Objective:
Pull out every line containing the string "время".

Available data:
····················

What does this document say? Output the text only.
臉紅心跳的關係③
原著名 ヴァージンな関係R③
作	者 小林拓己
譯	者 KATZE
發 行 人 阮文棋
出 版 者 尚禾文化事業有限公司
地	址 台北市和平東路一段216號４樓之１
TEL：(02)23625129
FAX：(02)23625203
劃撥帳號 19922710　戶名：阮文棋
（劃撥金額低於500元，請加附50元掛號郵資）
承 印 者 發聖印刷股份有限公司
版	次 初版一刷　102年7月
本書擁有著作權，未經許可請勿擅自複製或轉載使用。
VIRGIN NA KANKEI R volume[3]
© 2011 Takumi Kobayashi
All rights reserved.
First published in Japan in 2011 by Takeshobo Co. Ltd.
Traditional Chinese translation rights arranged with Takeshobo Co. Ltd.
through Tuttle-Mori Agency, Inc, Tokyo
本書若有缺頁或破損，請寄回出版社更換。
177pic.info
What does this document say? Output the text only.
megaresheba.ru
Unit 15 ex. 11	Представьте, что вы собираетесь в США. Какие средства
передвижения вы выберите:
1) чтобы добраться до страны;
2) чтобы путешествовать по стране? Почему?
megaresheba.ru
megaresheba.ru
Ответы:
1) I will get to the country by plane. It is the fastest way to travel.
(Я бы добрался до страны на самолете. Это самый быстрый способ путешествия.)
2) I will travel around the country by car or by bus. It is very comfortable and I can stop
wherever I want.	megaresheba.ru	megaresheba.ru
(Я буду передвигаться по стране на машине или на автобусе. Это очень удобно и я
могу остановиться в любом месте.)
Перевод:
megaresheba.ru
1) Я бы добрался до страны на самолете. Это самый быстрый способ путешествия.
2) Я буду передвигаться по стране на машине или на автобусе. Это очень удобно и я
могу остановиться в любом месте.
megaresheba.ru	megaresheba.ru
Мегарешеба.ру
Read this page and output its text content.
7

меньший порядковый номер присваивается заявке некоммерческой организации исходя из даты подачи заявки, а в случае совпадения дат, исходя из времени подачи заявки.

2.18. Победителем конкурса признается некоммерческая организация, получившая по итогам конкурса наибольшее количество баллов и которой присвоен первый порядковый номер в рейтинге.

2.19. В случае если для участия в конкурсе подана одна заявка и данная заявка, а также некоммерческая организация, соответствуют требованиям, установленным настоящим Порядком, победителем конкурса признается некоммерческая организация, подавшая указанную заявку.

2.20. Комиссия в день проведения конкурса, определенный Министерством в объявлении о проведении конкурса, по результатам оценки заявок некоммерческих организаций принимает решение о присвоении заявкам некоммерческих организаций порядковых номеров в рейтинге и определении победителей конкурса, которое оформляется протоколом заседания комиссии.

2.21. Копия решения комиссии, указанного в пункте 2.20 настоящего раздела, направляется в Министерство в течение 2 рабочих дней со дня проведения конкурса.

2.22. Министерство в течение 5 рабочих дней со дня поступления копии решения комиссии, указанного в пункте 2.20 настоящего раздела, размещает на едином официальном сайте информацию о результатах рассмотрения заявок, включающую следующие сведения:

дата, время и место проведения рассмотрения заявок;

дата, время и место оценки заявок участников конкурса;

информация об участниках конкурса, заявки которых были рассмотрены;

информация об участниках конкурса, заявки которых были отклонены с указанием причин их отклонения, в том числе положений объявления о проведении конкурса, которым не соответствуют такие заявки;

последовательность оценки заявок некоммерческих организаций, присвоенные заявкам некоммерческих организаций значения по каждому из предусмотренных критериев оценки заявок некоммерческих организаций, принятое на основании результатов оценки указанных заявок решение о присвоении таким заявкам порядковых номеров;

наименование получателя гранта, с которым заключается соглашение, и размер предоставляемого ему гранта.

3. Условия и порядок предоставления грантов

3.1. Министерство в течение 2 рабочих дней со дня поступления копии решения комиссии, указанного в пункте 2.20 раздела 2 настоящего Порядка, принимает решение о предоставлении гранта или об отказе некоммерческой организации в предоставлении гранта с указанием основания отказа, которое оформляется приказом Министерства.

····················

Problem solution:
дата, время и место проведения рассмотрения заявок;
дата, время и место оценки заявок участников конкурса;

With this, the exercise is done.